AIM: Below are entries. Pull out all lines containing "privire".

THE INPUT:
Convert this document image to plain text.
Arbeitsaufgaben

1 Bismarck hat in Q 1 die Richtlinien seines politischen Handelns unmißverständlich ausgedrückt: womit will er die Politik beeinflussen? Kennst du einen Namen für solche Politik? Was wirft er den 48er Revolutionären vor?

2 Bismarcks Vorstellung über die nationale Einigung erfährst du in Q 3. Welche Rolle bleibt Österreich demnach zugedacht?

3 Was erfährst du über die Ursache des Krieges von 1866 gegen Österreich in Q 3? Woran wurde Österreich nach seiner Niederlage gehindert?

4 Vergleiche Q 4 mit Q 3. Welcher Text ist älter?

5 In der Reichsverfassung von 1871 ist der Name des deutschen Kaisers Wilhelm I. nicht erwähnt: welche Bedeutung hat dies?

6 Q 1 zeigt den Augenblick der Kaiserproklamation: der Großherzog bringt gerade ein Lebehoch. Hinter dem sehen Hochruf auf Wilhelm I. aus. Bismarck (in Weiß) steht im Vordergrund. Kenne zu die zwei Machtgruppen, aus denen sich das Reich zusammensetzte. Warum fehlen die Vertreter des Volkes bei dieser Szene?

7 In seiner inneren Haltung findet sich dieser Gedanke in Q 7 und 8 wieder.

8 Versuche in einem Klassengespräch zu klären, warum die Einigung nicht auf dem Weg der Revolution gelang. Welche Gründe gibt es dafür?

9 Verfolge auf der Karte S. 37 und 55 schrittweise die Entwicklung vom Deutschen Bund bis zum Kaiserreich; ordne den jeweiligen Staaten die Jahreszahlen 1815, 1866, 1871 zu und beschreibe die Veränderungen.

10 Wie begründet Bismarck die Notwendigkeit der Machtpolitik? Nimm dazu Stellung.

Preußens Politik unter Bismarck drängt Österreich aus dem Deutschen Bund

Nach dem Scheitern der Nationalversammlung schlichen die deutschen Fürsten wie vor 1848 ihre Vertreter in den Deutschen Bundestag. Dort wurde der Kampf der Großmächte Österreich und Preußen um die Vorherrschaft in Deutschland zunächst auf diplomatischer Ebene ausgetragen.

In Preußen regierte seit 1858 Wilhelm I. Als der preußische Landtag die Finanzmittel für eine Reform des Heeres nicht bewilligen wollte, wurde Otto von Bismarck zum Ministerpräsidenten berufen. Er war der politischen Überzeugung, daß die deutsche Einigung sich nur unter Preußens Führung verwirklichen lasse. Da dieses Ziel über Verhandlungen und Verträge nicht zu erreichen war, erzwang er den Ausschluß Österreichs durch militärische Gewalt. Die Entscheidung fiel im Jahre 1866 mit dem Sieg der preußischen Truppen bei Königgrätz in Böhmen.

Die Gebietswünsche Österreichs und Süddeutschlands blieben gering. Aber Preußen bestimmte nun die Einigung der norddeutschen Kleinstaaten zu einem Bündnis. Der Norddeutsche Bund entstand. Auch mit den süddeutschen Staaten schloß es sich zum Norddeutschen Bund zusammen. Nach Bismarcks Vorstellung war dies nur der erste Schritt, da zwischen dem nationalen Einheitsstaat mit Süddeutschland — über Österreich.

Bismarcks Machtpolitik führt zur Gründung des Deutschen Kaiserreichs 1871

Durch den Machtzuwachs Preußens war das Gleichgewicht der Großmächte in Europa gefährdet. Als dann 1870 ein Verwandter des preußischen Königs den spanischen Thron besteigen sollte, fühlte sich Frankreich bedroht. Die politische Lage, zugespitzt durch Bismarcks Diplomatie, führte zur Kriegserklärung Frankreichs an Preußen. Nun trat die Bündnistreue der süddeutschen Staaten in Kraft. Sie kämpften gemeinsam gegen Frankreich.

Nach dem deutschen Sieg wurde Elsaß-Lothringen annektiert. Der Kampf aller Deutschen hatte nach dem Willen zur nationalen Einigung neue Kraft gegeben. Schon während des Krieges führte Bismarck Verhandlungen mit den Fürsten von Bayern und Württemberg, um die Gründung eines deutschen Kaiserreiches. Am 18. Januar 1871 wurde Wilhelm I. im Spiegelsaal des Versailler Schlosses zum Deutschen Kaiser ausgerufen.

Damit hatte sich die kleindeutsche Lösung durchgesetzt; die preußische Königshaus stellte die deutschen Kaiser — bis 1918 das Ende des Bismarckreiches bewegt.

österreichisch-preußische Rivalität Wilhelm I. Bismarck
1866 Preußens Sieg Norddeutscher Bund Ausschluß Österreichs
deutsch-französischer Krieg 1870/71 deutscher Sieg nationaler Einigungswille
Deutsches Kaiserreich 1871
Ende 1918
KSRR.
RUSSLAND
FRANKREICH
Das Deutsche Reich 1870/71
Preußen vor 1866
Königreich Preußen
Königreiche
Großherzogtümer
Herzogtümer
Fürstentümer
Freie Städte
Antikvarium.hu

* * *

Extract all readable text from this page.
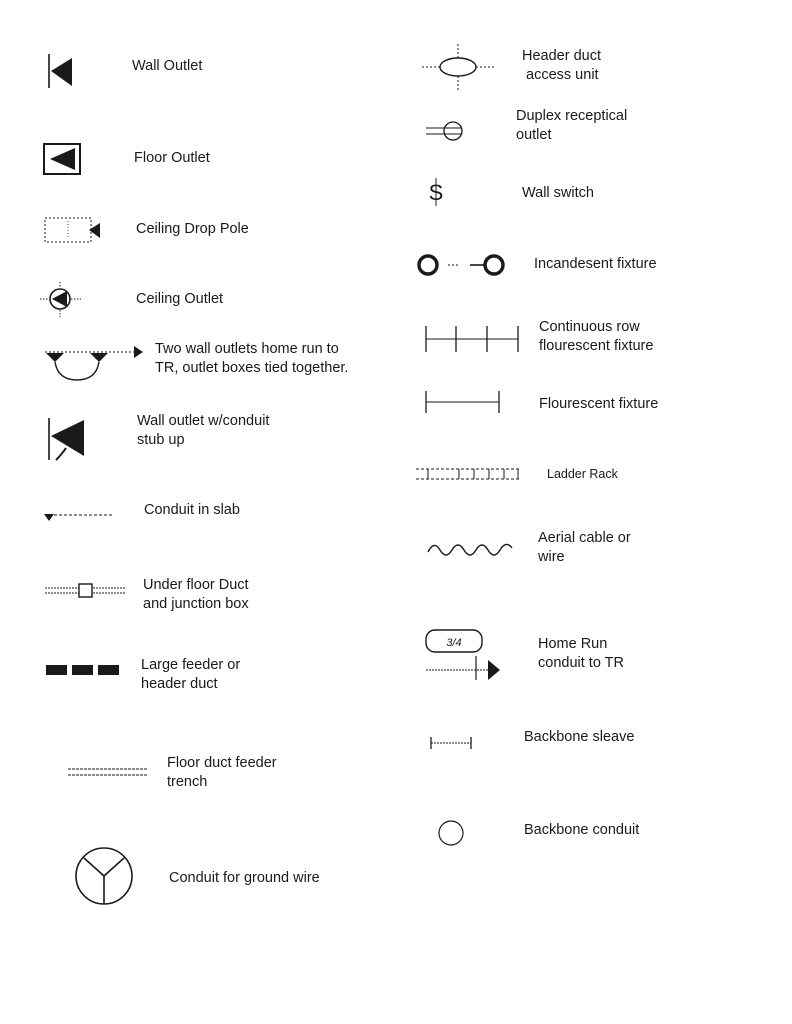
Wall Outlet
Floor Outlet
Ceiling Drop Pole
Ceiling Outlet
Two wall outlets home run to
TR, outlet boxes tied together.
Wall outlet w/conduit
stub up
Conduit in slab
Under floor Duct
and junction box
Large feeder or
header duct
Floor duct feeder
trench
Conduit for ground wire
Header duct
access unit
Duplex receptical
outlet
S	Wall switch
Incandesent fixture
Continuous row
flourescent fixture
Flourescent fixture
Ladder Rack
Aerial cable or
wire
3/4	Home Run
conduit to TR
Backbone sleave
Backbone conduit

* * *

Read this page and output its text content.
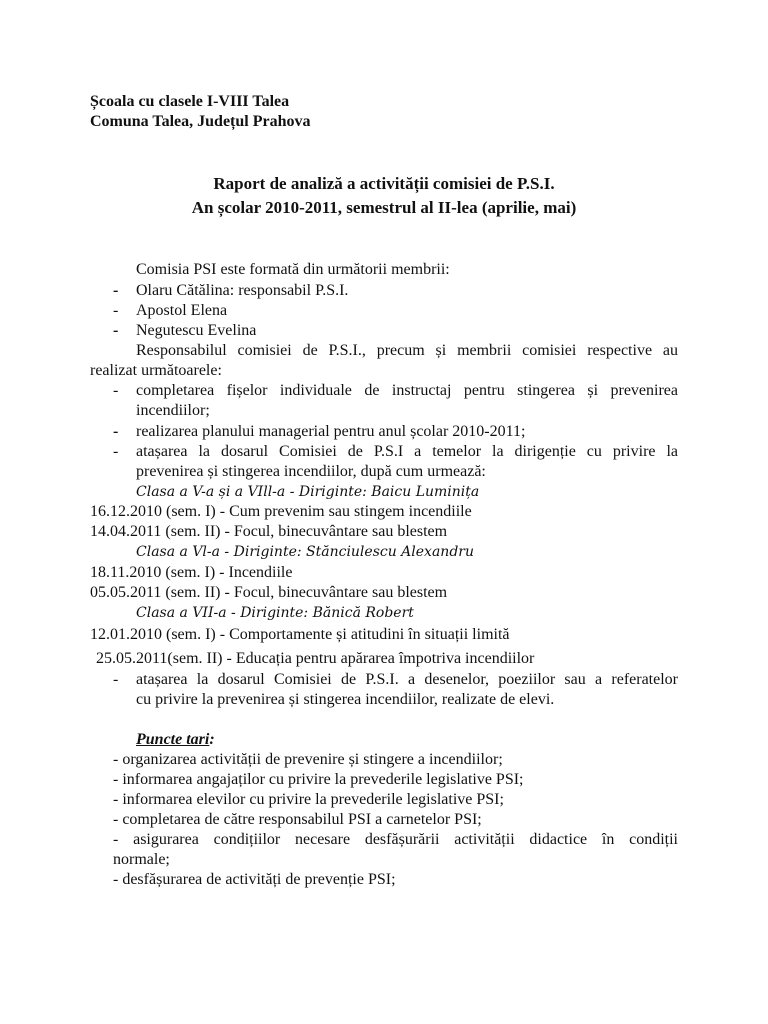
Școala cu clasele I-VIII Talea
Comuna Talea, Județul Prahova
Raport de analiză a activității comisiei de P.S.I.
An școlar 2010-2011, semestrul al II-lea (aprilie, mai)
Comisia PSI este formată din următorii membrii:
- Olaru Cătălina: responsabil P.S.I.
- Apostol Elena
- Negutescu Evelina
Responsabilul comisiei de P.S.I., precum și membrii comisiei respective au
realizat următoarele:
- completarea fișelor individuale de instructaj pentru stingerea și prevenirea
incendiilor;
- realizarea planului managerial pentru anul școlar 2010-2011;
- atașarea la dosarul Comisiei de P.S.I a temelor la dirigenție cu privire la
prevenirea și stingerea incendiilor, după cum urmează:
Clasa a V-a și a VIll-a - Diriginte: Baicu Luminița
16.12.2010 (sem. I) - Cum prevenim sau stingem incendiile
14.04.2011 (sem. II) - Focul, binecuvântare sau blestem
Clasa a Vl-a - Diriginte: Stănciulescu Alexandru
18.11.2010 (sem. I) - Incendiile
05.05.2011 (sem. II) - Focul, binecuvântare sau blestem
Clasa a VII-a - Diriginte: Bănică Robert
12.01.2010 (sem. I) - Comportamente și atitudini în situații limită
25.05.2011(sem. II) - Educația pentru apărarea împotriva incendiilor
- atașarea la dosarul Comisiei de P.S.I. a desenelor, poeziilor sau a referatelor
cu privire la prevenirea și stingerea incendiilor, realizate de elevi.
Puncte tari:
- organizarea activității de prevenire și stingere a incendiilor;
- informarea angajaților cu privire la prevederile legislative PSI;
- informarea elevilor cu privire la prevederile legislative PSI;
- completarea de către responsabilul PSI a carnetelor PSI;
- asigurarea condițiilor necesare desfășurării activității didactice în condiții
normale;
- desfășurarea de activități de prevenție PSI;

SOLUTION:
- atașarea la dosarul Comisiei de P.S.I a temelor la dirigenție cu privire la
cu privire la prevenirea și stingerea incendiilor, realizate de elevi.
- informarea angajaților cu privire la prevederile legislative PSI;
- informarea elevilor cu privire la prevederile legislative PSI;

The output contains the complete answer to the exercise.